What to work on: Return the data between the line holding "In the image" and the line holding "y-tick-label: 10¹⁶ [152, 49, 191, 76]", inclusive, reproducing each line unchanged.
-- Begin Material for this task --
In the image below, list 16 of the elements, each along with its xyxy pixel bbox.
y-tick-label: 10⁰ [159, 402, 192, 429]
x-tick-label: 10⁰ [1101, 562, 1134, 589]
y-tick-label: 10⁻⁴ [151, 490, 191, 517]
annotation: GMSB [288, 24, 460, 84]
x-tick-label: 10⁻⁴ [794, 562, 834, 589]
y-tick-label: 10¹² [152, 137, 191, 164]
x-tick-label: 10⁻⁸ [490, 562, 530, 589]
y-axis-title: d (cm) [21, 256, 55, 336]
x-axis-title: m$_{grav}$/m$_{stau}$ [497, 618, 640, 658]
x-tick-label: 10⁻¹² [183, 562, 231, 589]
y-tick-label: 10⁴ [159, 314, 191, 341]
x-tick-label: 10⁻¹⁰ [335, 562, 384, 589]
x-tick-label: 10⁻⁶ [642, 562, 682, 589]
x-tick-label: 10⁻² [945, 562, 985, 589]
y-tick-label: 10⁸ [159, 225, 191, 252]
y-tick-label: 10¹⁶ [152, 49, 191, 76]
-- End Material for this task --
-- Begin Material for this task --
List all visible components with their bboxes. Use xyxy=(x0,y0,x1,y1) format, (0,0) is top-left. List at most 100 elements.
-- End Material for this task --
Expected answer:
In the image below, list 16 of the elements, each along with its xyxy pixel bbox.
y-tick-label: 10⁰ [159, 402, 192, 429]
x-tick-label: 10⁰ [1101, 562, 1134, 589]
y-tick-label: 10⁻⁴ [151, 490, 191, 517]
annotation: GMSB [288, 24, 460, 84]
x-tick-label: 10⁻⁴ [794, 562, 834, 589]
y-tick-label: 10¹² [152, 137, 191, 164]
x-tick-label: 10⁻⁸ [490, 562, 530, 589]
y-axis-title: d (cm) [21, 256, 55, 336]
x-axis-title: m$_{grav}$/m$_{stau}$ [497, 618, 640, 658]
x-tick-label: 10⁻¹² [183, 562, 231, 589]
y-tick-label: 10⁴ [159, 314, 191, 341]
x-tick-label: 10⁻¹⁰ [335, 562, 384, 589]
x-tick-label: 10⁻⁶ [642, 562, 682, 589]
x-tick-label: 10⁻² [945, 562, 985, 589]
y-tick-label: 10⁸ [159, 225, 191, 252]
y-tick-label: 10¹⁶ [152, 49, 191, 76]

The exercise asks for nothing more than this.